- _Data listing_
— Begin —
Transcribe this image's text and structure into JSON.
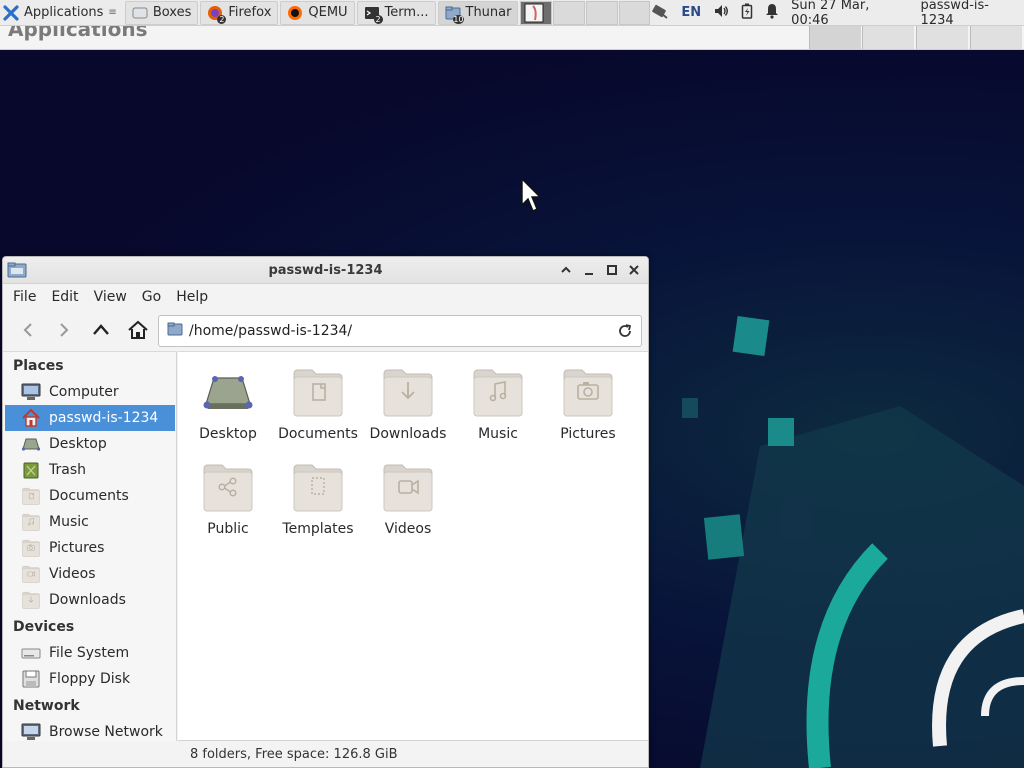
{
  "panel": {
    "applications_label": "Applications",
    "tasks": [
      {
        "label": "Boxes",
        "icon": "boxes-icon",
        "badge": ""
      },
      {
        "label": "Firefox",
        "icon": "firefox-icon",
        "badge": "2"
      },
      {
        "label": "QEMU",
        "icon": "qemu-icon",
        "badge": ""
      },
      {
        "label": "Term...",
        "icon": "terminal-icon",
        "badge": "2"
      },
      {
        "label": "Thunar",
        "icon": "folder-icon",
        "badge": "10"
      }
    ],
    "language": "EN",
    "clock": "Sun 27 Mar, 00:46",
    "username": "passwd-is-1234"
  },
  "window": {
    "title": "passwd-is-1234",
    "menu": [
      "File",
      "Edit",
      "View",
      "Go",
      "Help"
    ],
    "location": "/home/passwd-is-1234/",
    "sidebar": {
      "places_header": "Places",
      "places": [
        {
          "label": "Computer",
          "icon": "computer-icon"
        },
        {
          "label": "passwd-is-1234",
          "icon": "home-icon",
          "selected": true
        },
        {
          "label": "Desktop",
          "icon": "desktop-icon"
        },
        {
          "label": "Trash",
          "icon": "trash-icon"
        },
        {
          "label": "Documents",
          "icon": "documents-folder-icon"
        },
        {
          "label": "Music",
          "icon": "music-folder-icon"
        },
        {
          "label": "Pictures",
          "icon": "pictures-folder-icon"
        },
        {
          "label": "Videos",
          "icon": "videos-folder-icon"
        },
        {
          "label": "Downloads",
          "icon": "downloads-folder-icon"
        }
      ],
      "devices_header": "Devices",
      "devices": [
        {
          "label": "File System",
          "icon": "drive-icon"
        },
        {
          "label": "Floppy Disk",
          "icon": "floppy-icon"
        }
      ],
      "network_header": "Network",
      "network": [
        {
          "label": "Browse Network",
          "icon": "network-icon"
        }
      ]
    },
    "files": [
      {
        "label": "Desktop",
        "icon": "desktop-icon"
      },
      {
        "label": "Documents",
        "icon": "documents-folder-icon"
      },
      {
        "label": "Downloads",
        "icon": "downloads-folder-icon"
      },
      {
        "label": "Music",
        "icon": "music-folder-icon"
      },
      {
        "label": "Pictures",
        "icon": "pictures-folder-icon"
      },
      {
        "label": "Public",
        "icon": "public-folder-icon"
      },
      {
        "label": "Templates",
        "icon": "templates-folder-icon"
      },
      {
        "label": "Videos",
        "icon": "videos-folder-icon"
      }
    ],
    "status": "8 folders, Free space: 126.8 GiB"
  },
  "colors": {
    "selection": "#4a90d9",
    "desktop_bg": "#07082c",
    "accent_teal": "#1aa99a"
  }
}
— End —
- _Exercise instructions_
Transcribe each line above verbatim, with the pictures left out.

- _Full response_
Transcribe this image's text and structure into JSON.
{
  "panel": {
    "applications_label": "Applications",
    "tasks": [
      {
        "label": "Boxes",
        "icon": "boxes-icon",
        "badge": ""
      },
      {
        "label": "Firefox",
        "icon": "firefox-icon",
        "badge": "2"
      },
      {
        "label": "QEMU",
        "icon": "qemu-icon",
        "badge": ""
      },
      {
        "label": "Term...",
        "icon": "terminal-icon",
        "badge": "2"
      },
      {
        "label": "Thunar",
        "icon": "folder-icon",
        "badge": "10"
      }
    ],
    "language": "EN",
    "clock": "Sun 27 Mar, 00:46",
    "username": "passwd-is-1234"
  },
  "window": {
    "title": "passwd-is-1234",
    "menu": [
      "File",
      "Edit",
      "View",
      "Go",
      "Help"
    ],
    "location": "/home/passwd-is-1234/",
    "sidebar": {
      "places_header": "Places",
      "places": [
        {
          "label": "Computer",
          "icon": "computer-icon"
        },
        {
          "label": "passwd-is-1234",
          "icon": "home-icon",
          "selected": true
        },
        {
          "label": "Desktop",
          "icon": "desktop-icon"
        },
        {
          "label": "Trash",
          "icon": "trash-icon"
        },
        {
          "label": "Documents",
          "icon": "documents-folder-icon"
        },
        {
          "label": "Music",
          "icon": "music-folder-icon"
        },
        {
          "label": "Pictures",
          "icon": "pictures-folder-icon"
        },
        {
          "label": "Videos",
          "icon": "videos-folder-icon"
        },
        {
          "label": "Downloads",
          "icon": "downloads-folder-icon"
        }
      ],
      "devices_header": "Devices",
      "devices": [
        {
          "label": "File System",
          "icon": "drive-icon"
        },
        {
          "label": "Floppy Disk",
          "icon": "floppy-icon"
        }
      ],
      "network_header": "Network",
      "network": [
        {
          "label": "Browse Network",
          "icon": "network-icon"
        }
      ]
    },
    "files": [
      {
        "label": "Desktop",
        "icon": "desktop-icon"
      },
      {
        "label": "Documents",
        "icon": "documents-folder-icon"
      },
      {
        "label": "Downloads",
        "icon": "downloads-folder-icon"
      },
      {
        "label": "Music",
        "icon": "music-folder-icon"
      },
      {
        "label": "Pictures",
        "icon": "pictures-folder-icon"
      },
      {
        "label": "Public",
        "icon": "public-folder-icon"
      },
      {
        "label": "Templates",
        "icon": "templates-folder-icon"
      },
      {
        "label": "Videos",
        "icon": "videos-folder-icon"
      }
    ],
    "status": "8 folders, Free space: 126.8 GiB"
  },
  "colors": {
    "selection": "#4a90d9",
    "desktop_bg": "#07082c",
    "accent_teal": "#1aa99a"
  }
}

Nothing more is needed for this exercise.